Recorded data:
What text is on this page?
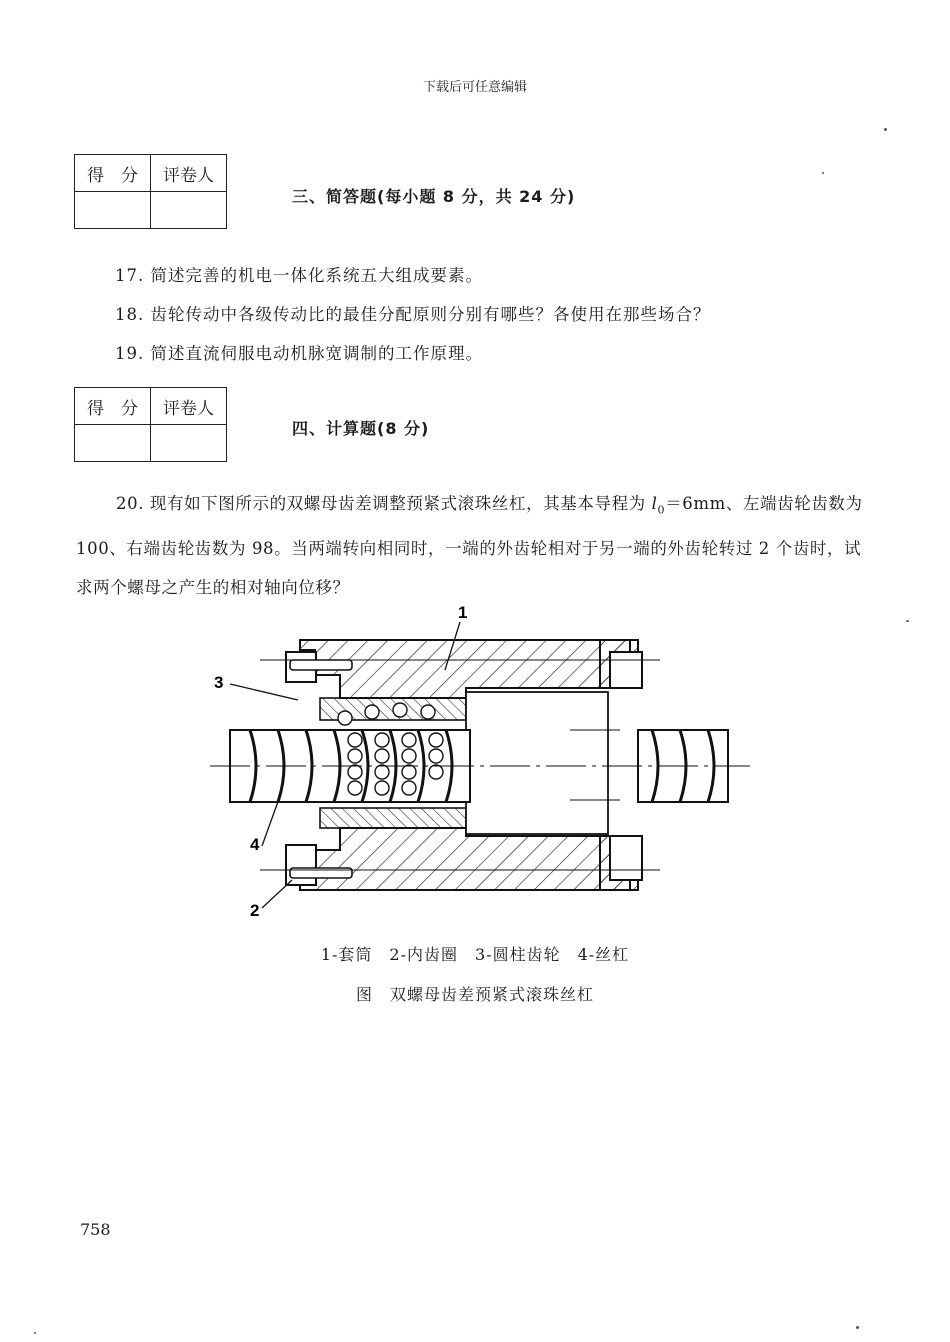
下载后可任意编辑
得　分	评卷人

三、简答题(每小题 8 分，共 24 分)
17. 简述完善的机电一体化系统五大组成要素。
18. 齿轮传动中各级传动比的最佳分配原则分别有哪些？各使用在那些场合？
19. 简述直流伺服电动机脉宽调制的工作原理。
得　分	评卷人

四、计算题(8 分)
20. 现有如下图所示的双螺母齿差调整预紧式滚珠丝杠，其基本导程为 $l_0=6mm$、左端齿轮齿数为 100、右端齿轮齿数为 98。当两端转向相同时，一端的外齿轮相对于另一端的外齿轮转过 2 个齿时，试求两个螺母之产生的相对轴向位移？
1
3
4
2
1-套筒　2-内齿圈　3-圆柱齿轮　4-丝杠
图　双螺母齿差预紧式滚珠丝杠
758
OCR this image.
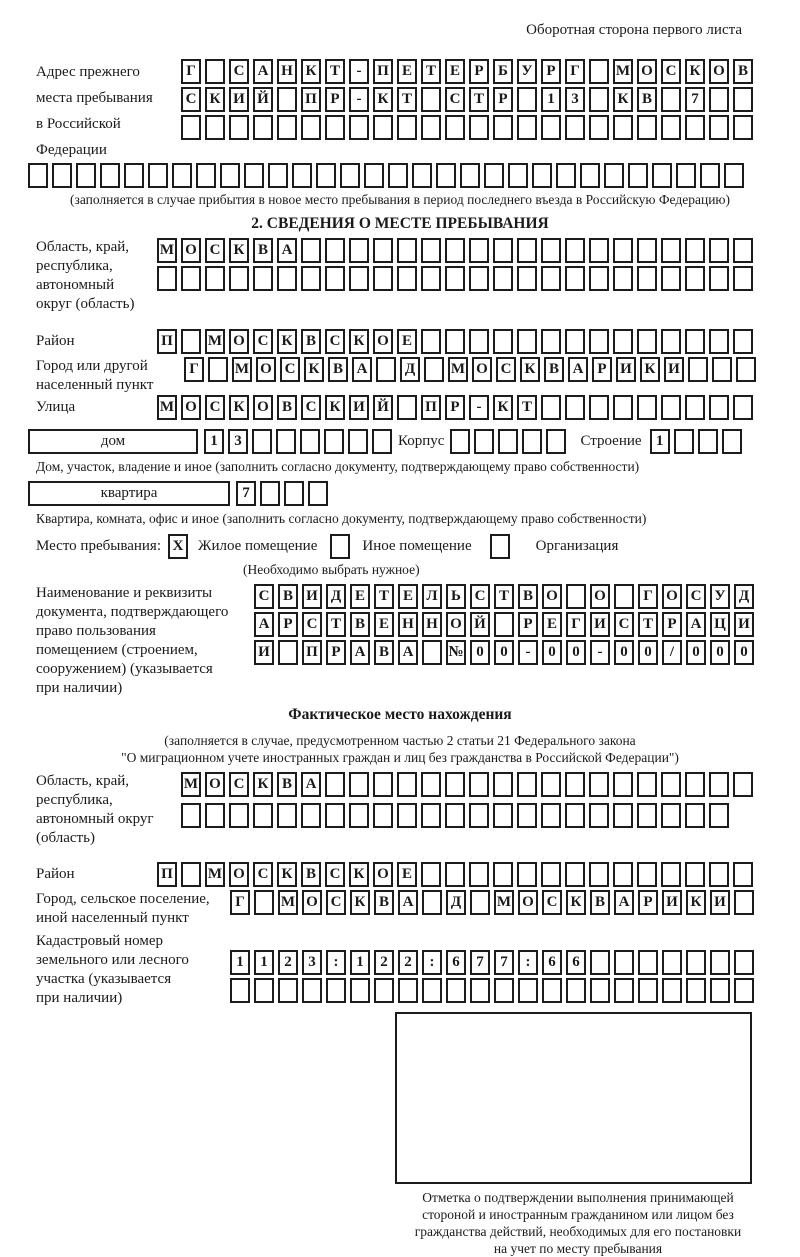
Оборотная сторона первого листа
Адрес прежнего
места пребывания
в Российской
Федерации
Г	С А Н К Т	-	П Е Т Е Р Б У Р Г	М О С К О В
С К И Й П Р	-	К Т	С Т Р	1	3	К В	7
(заполняется в случае прибытия в новое место пребывания в период последнего въезда в Российскую Федерацию)
2. СВЕДЕНИЯ О МЕСТЕ ПРЕБЫВАНИЯ
Область, край,
республика,
автономный
округ (область)
М О С К В А
Район	П М О С К В С К О Е
Город или другой
населенный пункт
Г	М О С К В А	Д	М О С К В А Р И К И
Улица	М О С К О В С К И Й П Р	-	К Т
дом	1	3	Корпус	Строение 1
Дом, участок, владение и иное (заполнить согласно документу, подтверждающему право собственности)
квартира	7
Квартира, комната, офис и иное (заполнить согласно документу, подтверждающему право собственности)
Место пребывания: X Жилое помещение	Иное помещение	Организация
(Необходимо выбрать нужное)
Наименование и реквизиты
документа, подтверждающего
право пользования
помещением (строением,
сооружением) (указывается
при наличии)
С В И Д Е Т Е Л Ь С Т В О О	Г О С У Д
А Р С Т В Е Н Н О Й	Р Е Г И С Т Р А Ц И
И П Р А В А	№ 0	0	-	0	0	-	0	0	/	0	0	0
Фактическое место нахождения
(заполняется в случае, предусмотренном частью 2 статьи 21 Федерального закона
"О миграционном учете иностранных граждан и лиц без гражданства в Российской Федерации")
Область, край,
республика,
автономный округ
(область)
М О С К В А
Район	П М О С К В С К О Е
Город, сельское поселение,
иной населенный пункт
Г	М О С К В А	Д	М О С К В А Р И К И
Кадастровый номер
земельного или лесного
участка (указывается
при наличии)
1	1	2	3	:	1	2	2	:	6	7	7	:	6	6
Отметка о подтверждении выполнения принимающей
стороной и иностранным гражданином или лицом без
гражданства действий, необходимых для его постановки
на учет по месту пребывания
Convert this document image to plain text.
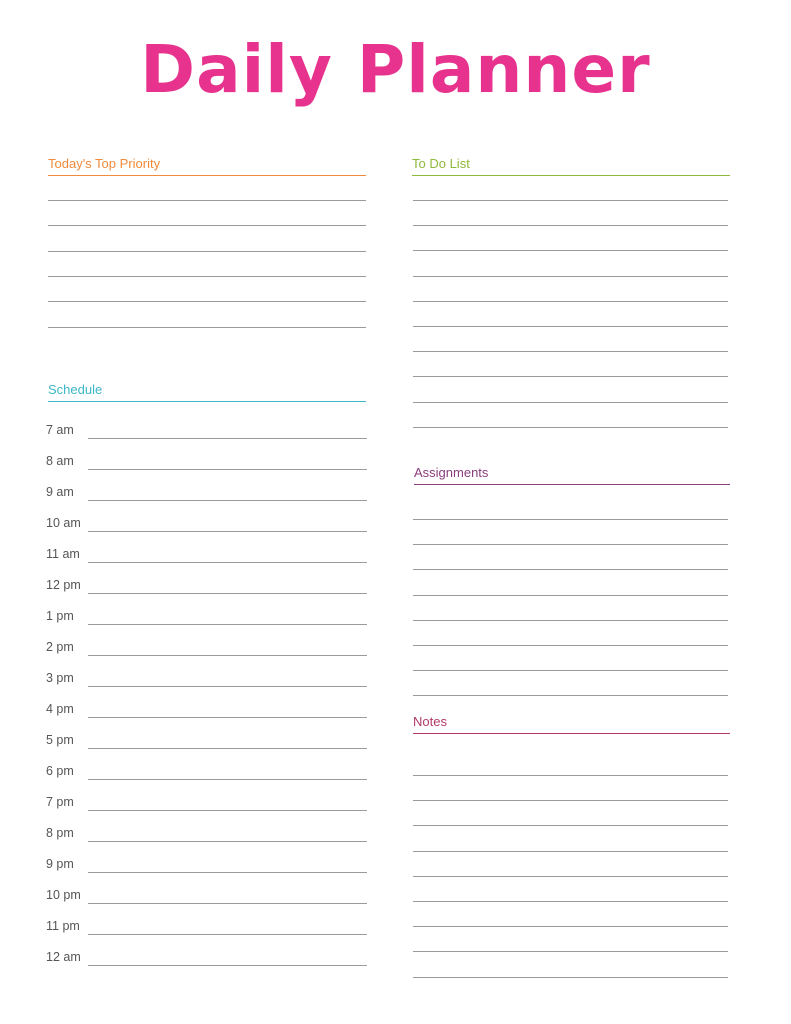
Daily Planner
Today's Top Priority
Schedule
7 am
8 am
9 am
10 am
11 am
12 pm
1 pm
2 pm
3 pm
4 pm
5 pm
6 pm
7 pm
8 pm
9 pm
10 pm
11 pm
12 am
To Do List
Assignments
Notes
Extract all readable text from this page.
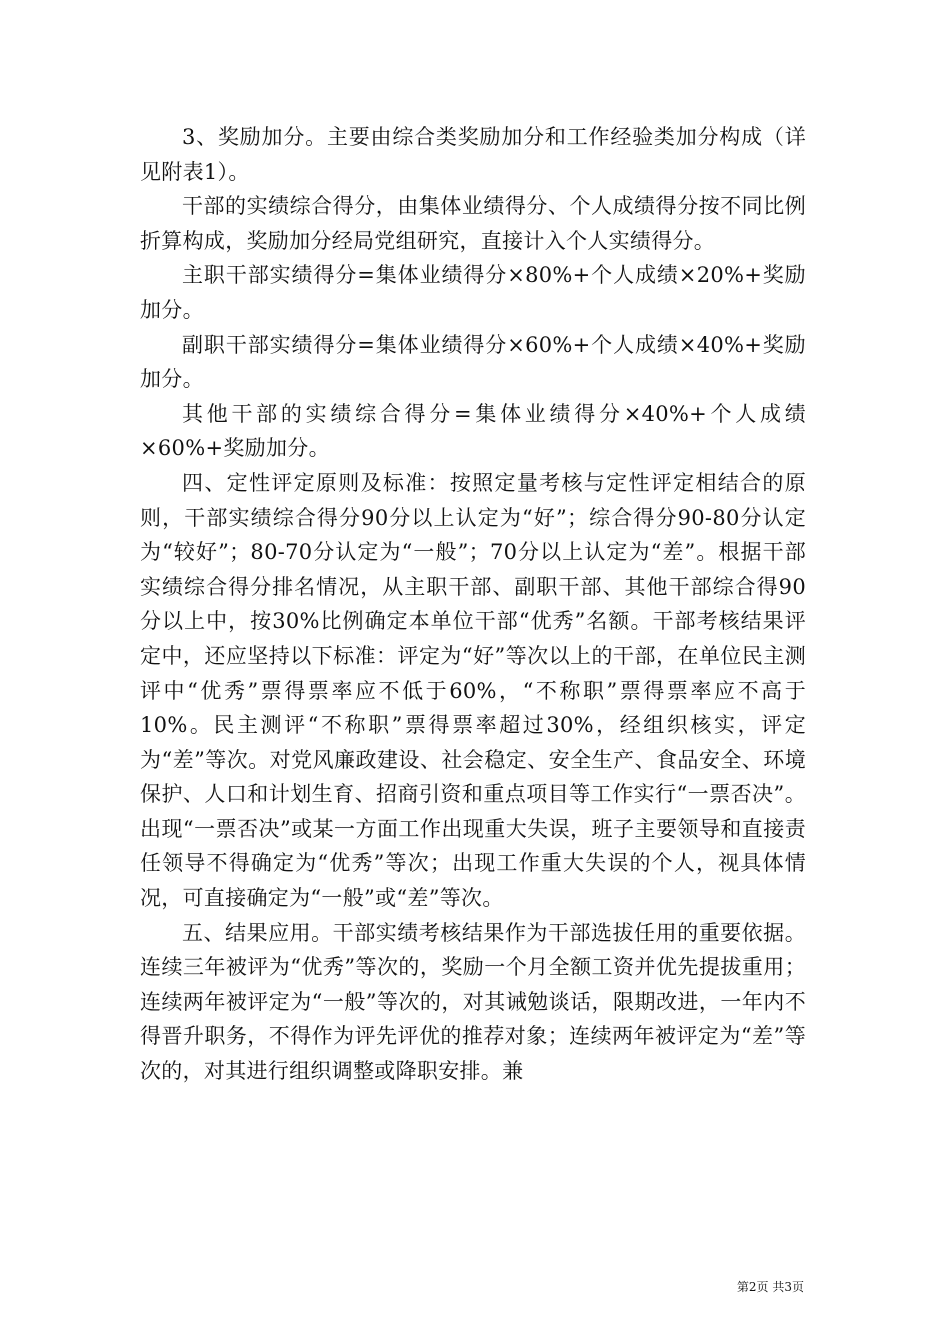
3、奖励加分。主要由综合类奖励加分和工作经验类加分构成（详见附表1）。

干部的实绩综合得分，由集体业绩得分、个人成绩得分按不同比例折算构成，奖励加分经局党组研究，直接计入个人实绩得分。

主职干部实绩得分=集体业绩得分×80%+个人成绩×20%+奖励加分。

副职干部实绩得分=集体业绩得分×60%+个人成绩×40%+奖励加分。

其他干部的实绩综合得分=集体业绩得分×40%+个人成绩×60%+奖励加分。

四、定性评定原则及标准：按照定量考核与定性评定相结合的原则，干部实绩综合得分90分以上认定为“好”；综合得分90-80分认定为“较好”；80-70分认定为“一般”；70分以上认定为“差”。根据干部实绩综合得分排名情况，从主职干部、副职干部、其他干部综合得90分以上中，按30%比例确定本单位干部“优秀”名额。干部考核结果评定中，还应坚持以下标准：评定为“好”等次以上的干部，在单位民主测评中“优秀”票得票率应不低于60%，“不称职”票得票率应不高于10%。民主测评“不称职”票得票率超过30%，经组织核实，评定为“差”等次。对党风廉政建设、社会稳定、安全生产、食品安全、环境保护、人口和计划生育、招商引资和重点项目等工作实行“一票否决”。出现“一票否决”或某一方面工作出现重大失误，班子主要领导和直接责任领导不得确定为“优秀”等次；出现工作重大失误的个人，视具体情况，可直接确定为“一般”或“差”等次。

五、结果应用。干部实绩考核结果作为干部选拔任用的重要依据。连续三年被评为“优秀”等次的，奖励一个月全额工资并优先提拔重用；连续两年被评定为“一般”等次的，对其诫勉谈话，限期改进，一年内不得晋升职务，不得作为评先评优的推荐对象；连续两年被评定为“差”等次的，对其进行组织调整或降职安排。兼

第2页 共3页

*Goal*.
Output the entries above exactly. Drop the pictures.

*Written response*.
What text is on this page?
下载后可任意编辑
得　分	评卷人

三、简答题(每小题 8 分，共 24 分)
17. 简述完善的机电一体化系统五大组成要素。
18. 齿轮传动中各级传动比的最佳分配原则分别有哪些？各使用在那些场合？
19. 简述直流伺服电动机脉宽调制的工作原理。
得　分	评卷人

四、计算题(8 分)
20. 现有如下图所示的双螺母齿差调整预紧式滚珠丝杠，其基本导程为 $l_0=6mm$、左端齿轮齿数为 100、右端齿轮齿数为 98。当两端转向相同时，一端的外齿轮相对于另一端的外齿轮转过 2 个齿时，试求两个螺母之产生的相对轴向位移？
1
3
4
2
1-套筒　2-内齿圈　3-圆柱齿轮　4-丝杠
图　双螺母齿差预紧式滚珠丝杠
758
OCR this image.
Оборотная сторона первого листа
Адрес прежнего
места пребывания
в Российской
Федерации
Г	С А Н К Т	-	П Е Т Е Р Б У Р Г	М О С К О В
С К И Й П Р	-	К Т	С Т Р	1	3	К В	7
(заполняется в случае прибытия в новое место пребывания в период последнего въезда в Российскую Федерацию)
2. СВЕДЕНИЯ О МЕСТЕ ПРЕБЫВАНИЯ
Область, край,
республика,
автономный
округ (область)
М О С К В А
Район	П М О С К В С К О Е
Город или другой
населенный пункт
Г	М О С К В А	Д	М О С К В А Р И К И
Улица	М О С К О В С К И Й П Р	-	К Т
дом	1	3	Корпус	Строение 1
Дом, участок, владение и иное (заполнить согласно документу, подтверждающему право собственности)
квартира	7
Квартира, комната, офис и иное (заполнить согласно документу, подтверждающему право собственности)
Место пребывания: X Жилое помещение	Иное помещение	Организация
(Необходимо выбрать нужное)
Наименование и реквизиты
документа, подтверждающего
право пользования
помещением (строением,
сооружением) (указывается
при наличии)
С В И Д Е Т Е Л Ь С Т В О О	Г О С У Д
А Р С Т В Е Н Н О Й	Р Е Г И С Т Р А Ц И
И П Р А В А	№ 0	0	-	0	0	-	0	0	/	0	0	0
Фактическое место нахождения
(заполняется в случае, предусмотренном частью 2 статьи 21 Федерального закона
"О миграционном учете иностранных граждан и лиц без гражданства в Российской Федерации")
Область, край,
республика,
автономный округ
(область)
М О С К В А
Район	П М О С К В С К О Е
Город, сельское поселение,
иной населенный пункт
Г	М О С К В А	Д	М О С К В А Р И К И
Кадастровый номер
земельного или лесного
участка (указывается
при наличии)
1	1	2	3	:	1	2	2	:	6	7	7	:	6	6
Отметка о подтверждении выполнения принимающей
стороной и иностранным гражданином или лицом без
гражданства действий, необходимых для его постановки
на учет по месту пребывания
Convert this document image to plain text.
Daily Planner
Today's Top Priority
Schedule
7 am
8 am
9 am
10 am
11 am
12 pm
1 pm
2 pm
3 pm
4 pm
5 pm
6 pm
7 pm
8 pm
9 pm
10 pm
11 pm
12 am
To Do List
Assignments
Notes
Extract all readable text from this page.
3、奖励加分。主要由综合类奖励加分和工作经验类加分构成（详见附表1）。

干部的实绩综合得分，由集体业绩得分、个人成绩得分按不同比例折算构成，奖励加分经局党组研究，直接计入个人实绩得分。

主职干部实绩得分=集体业绩得分×80%+个人成绩×20%+奖励加分。

副职干部实绩得分=集体业绩得分×60%+个人成绩×40%+奖励加分。

其他干部的实绩综合得分=集体业绩得分×40%+个人成绩×60%+奖励加分。

四、定性评定原则及标准：按照定量考核与定性评定相结合的原则，干部实绩综合得分90分以上认定为“好”；综合得分90-80分认定为“较好”；80-70分认定为“一般”；70分以上认定为“差”。根据干部实绩综合得分排名情况，从主职干部、副职干部、其他干部综合得90分以上中，按30%比例确定本单位干部“优秀”名额。干部考核结果评定中，还应坚持以下标准：评定为“好”等次以上的干部，在单位民主测评中“优秀”票得票率应不低于60%，“不称职”票得票率应不高于10%。民主测评“不称职”票得票率超过30%，经组织核实，评定为“差”等次。对党风廉政建设、社会稳定、安全生产、食品安全、环境保护、人口和计划生育、招商引资和重点项目等工作实行“一票否决”。出现“一票否决”或某一方面工作出现重大失误，班子主要领导和直接责任领导不得确定为“优秀”等次；出现工作重大失误的个人，视具体情况，可直接确定为“一般”或“差”等次。

五、结果应用。干部实绩考核结果作为干部选拔任用的重要依据。连续三年被评为“优秀”等次的，奖励一个月全额工资并优先提拔重用；连续两年被评定为“一般”等次的，对其诫勉谈话，限期改进，一年内不得晋升职务，不得作为评先评优的推荐对象；连续两年被评定为“差”等次的，对其进行组织调整或降职安排。兼

第2页 共3页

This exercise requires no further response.